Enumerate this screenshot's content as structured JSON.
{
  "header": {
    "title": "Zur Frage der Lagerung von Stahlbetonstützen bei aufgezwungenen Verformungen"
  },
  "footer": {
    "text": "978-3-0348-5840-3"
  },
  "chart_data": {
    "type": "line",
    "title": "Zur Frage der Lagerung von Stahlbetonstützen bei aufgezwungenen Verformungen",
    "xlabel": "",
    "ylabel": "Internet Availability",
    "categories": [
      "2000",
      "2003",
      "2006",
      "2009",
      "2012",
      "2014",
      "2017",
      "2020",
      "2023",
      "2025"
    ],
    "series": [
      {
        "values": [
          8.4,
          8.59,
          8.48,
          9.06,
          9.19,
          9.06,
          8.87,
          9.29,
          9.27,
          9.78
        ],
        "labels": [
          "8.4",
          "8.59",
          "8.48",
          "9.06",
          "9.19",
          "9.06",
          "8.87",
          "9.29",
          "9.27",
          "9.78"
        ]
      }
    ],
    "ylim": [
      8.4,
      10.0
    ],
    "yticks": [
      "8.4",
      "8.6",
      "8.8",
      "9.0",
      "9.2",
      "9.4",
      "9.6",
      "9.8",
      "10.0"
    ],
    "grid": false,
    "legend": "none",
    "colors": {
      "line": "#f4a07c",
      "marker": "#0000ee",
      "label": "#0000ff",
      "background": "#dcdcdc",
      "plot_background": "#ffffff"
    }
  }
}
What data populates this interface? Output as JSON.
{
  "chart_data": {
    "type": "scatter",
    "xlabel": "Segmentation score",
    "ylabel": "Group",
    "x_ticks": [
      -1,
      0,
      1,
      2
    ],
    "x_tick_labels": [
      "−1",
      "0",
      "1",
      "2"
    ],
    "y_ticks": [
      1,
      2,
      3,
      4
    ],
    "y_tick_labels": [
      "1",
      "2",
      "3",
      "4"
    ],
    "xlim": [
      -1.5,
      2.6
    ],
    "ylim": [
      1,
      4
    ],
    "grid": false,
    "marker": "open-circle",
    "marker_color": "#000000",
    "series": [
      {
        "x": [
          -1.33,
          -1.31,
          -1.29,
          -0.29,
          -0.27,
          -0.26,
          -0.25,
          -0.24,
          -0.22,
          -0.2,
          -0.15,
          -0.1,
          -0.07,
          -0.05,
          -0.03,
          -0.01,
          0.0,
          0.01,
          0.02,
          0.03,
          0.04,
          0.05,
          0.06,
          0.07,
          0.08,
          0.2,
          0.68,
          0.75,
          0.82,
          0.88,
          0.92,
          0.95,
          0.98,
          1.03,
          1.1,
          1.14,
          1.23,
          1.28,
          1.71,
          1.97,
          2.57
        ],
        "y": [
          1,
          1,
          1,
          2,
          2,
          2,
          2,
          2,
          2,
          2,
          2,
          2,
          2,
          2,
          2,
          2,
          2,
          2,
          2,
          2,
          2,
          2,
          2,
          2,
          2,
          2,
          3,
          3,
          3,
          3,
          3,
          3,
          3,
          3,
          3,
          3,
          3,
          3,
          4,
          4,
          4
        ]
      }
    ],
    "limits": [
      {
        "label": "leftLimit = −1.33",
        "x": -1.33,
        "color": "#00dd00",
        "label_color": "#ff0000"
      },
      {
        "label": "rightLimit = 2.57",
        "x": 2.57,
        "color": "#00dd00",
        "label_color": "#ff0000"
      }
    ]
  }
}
-*-*-
• _TASK_
Every record above must be duplicated exactly.

• _CORRECT RESPONSE_
Enumerate this screenshot's content as structured JSON.
{
  "header": {
    "title": "Zur Frage der Lagerung von Stahlbetonstützen bei aufgezwungenen Verformungen"
  },
  "footer": {
    "text": "978-3-0348-5840-3"
  },
  "chart_data": {
    "type": "line",
    "title": "Zur Frage der Lagerung von Stahlbetonstützen bei aufgezwungenen Verformungen",
    "xlabel": "",
    "ylabel": "Internet Availability",
    "categories": [
      "2000",
      "2003",
      "2006",
      "2009",
      "2012",
      "2014",
      "2017",
      "2020",
      "2023",
      "2025"
    ],
    "series": [
      {
        "values": [
          8.4,
          8.59,
          8.48,
          9.06,
          9.19,
          9.06,
          8.87,
          9.29,
          9.27,
          9.78
        ],
        "labels": [
          "8.4",
          "8.59",
          "8.48",
          "9.06",
          "9.19",
          "9.06",
          "8.87",
          "9.29",
          "9.27",
          "9.78"
        ]
      }
    ],
    "ylim": [
      8.4,
      10.0
    ],
    "yticks": [
      "8.4",
      "8.6",
      "8.8",
      "9.0",
      "9.2",
      "9.4",
      "9.6",
      "9.8",
      "10.0"
    ],
    "grid": false,
    "legend": "none",
    "colors": {
      "line": "#f4a07c",
      "marker": "#0000ee",
      "label": "#0000ff",
      "background": "#dcdcdc",
      "plot_background": "#ffffff"
    }
  }
}
What data populates this interface? Output as JSON.
{
  "chart_data": {
    "type": "scatter",
    "xlabel": "Segmentation score",
    "ylabel": "Group",
    "x_ticks": [
      -1,
      0,
      1,
      2
    ],
    "x_tick_labels": [
      "−1",
      "0",
      "1",
      "2"
    ],
    "y_ticks": [
      1,
      2,
      3,
      4
    ],
    "y_tick_labels": [
      "1",
      "2",
      "3",
      "4"
    ],
    "xlim": [
      -1.5,
      2.6
    ],
    "ylim": [
      1,
      4
    ],
    "grid": false,
    "marker": "open-circle",
    "marker_color": "#000000",
    "series": [
      {
        "x": [
          -1.33,
          -1.31,
          -1.29,
          -0.29,
          -0.27,
          -0.26,
          -0.25,
          -0.24,
          -0.22,
          -0.2,
          -0.15,
          -0.1,
          -0.07,
          -0.05,
          -0.03,
          -0.01,
          0.0,
          0.01,
          0.02,
          0.03,
          0.04,
          0.05,
          0.06,
          0.07,
          0.08,
          0.2,
          0.68,
          0.75,
          0.82,
          0.88,
          0.92,
          0.95,
          0.98,
          1.03,
          1.1,
          1.14,
          1.23,
          1.28,
          1.71,
          1.97,
          2.57
        ],
        "y": [
          1,
          1,
          1,
          2,
          2,
          2,
          2,
          2,
          2,
          2,
          2,
          2,
          2,
          2,
          2,
          2,
          2,
          2,
          2,
          2,
          2,
          2,
          2,
          2,
          2,
          2,
          3,
          3,
          3,
          3,
          3,
          3,
          3,
          3,
          3,
          3,
          3,
          3,
          4,
          4,
          4
        ]
      }
    ],
    "limits": [
      {
        "label": "leftLimit = −1.33",
        "x": -1.33,
        "color": "#00dd00",
        "label_color": "#ff0000"
      },
      {
        "label": "rightLimit = 2.57",
        "x": 2.57,
        "color": "#00dd00",
        "label_color": "#ff0000"
      }
    ]
  }
}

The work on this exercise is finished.